# start of DATA EXCERPTS

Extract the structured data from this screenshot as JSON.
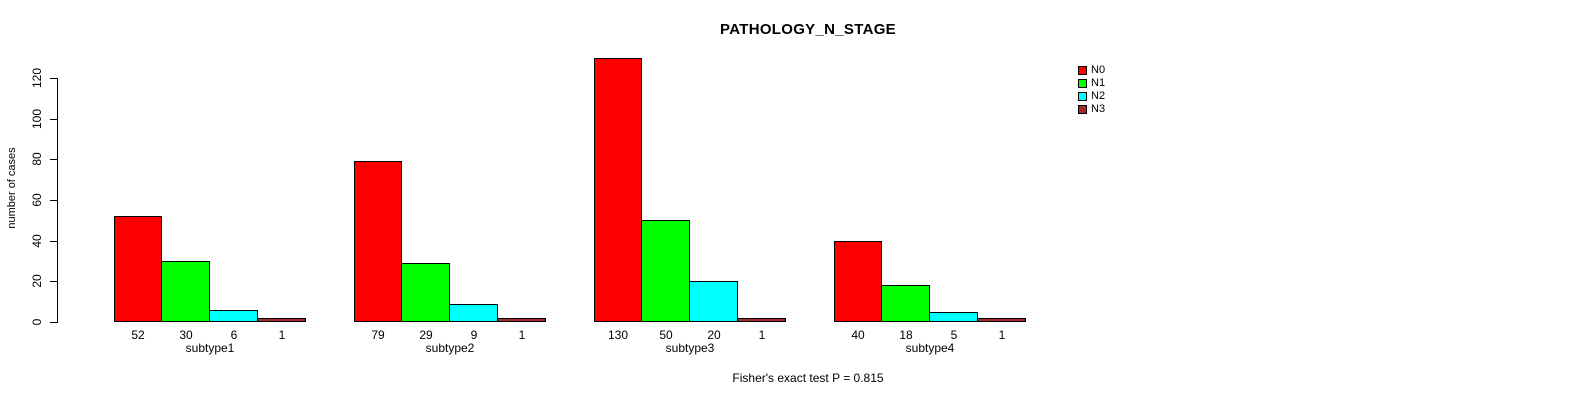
{
  "chart_data": {
    "type": "bar",
    "title": "PATHOLOGY_N_STAGE",
    "xlabel": "",
    "ylabel": "number of cases",
    "categories": [
      "subtype1",
      "subtype2",
      "subtype3",
      "subtype4"
    ],
    "series": [
      {
        "name": "N0",
        "color": "#ff0000",
        "values": [
          52,
          79,
          130,
          40
        ]
      },
      {
        "name": "N1",
        "color": "#00ff00",
        "values": [
          30,
          29,
          50,
          18
        ]
      },
      {
        "name": "N2",
        "color": "#00ffff",
        "values": [
          6,
          9,
          20,
          5
        ]
      },
      {
        "name": "N3",
        "color": "#a52a2a",
        "values": [
          1,
          1,
          1,
          1
        ]
      }
    ],
    "yticks": [
      0,
      20,
      40,
      60,
      80,
      100,
      120
    ],
    "ylim": [
      0,
      120
    ],
    "grid": false,
    "legend_position": "top-right",
    "bar_border_color": "#000000",
    "background_color": "#ffffff",
    "annotation": "Fisher's exact test P = 0.815"
  }
}
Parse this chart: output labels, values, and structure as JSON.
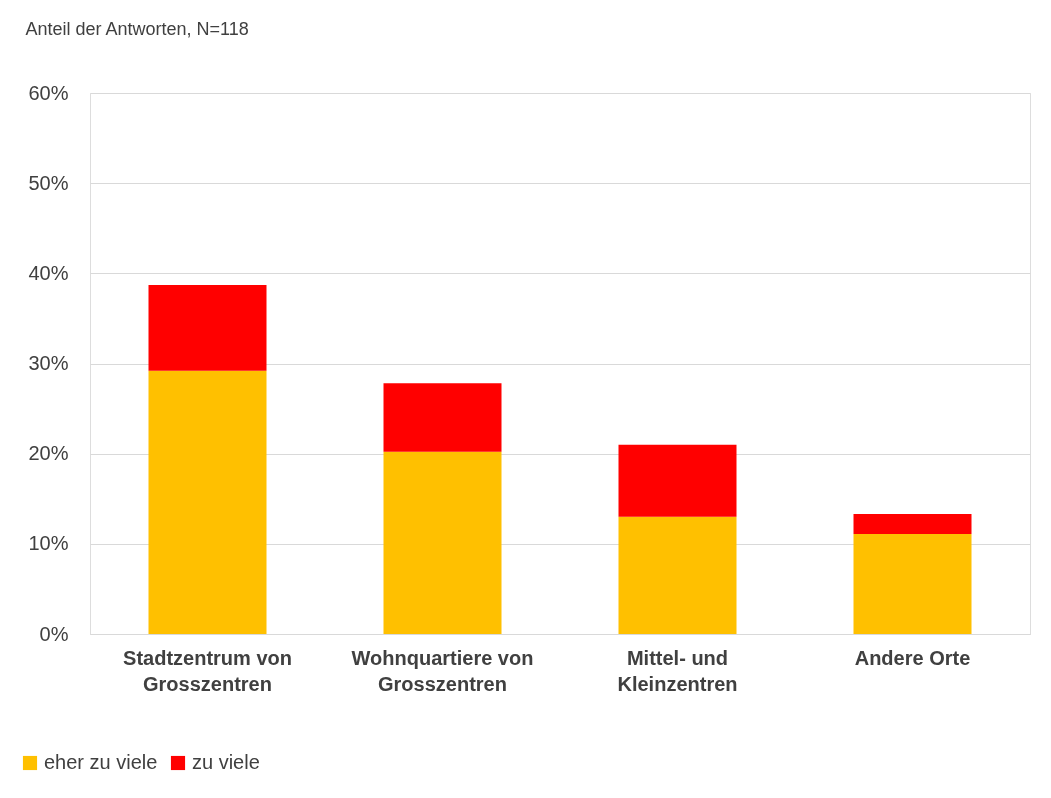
{
  "chart_data": {
    "type": "bar",
    "ylabel": "Anteil der Antworten, N=118",
    "categories": [
      "Stadtzentrum von\nGrosszentren",
      "Wohnquartiere von\nGrosszentren",
      "Mittel- und\nKleinzentren",
      "Andere Orte"
    ],
    "series": [
      {
        "name": "eher zu viele",
        "color": "#ffc000",
        "values": [
          29.2,
          20.2,
          13.0,
          11.1
        ]
      },
      {
        "name": "zu viele",
        "color": "#ff0000",
        "values": [
          9.5,
          7.6,
          8.0,
          2.2
        ]
      }
    ],
    "stacked": true,
    "ylim": [
      0,
      60
    ],
    "yticks": [
      {
        "value": 0,
        "label": "0%"
      },
      {
        "value": 10,
        "label": "10%"
      },
      {
        "value": 20,
        "label": "20%"
      },
      {
        "value": 30,
        "label": "30%"
      },
      {
        "value": 40,
        "label": "40%"
      },
      {
        "value": 50,
        "label": "50%"
      },
      {
        "value": 60,
        "label": "60%"
      }
    ],
    "grid": "y",
    "legend": "bottom left"
  }
}
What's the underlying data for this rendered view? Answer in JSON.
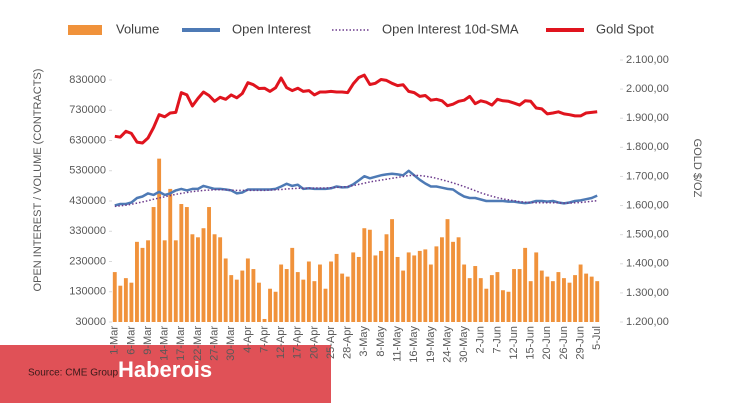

# end of DATA EXCERPTS

§ **THE EXERCISE**
Copy each line above that contains the string "JSON".

§ **RESPONSE BELOW**
Extract the structured data from this screenshot as JSON.
Parse this chart: output labels, values, and structure as JSON.
What's the underlying data for this rendered view? Answer in JSON.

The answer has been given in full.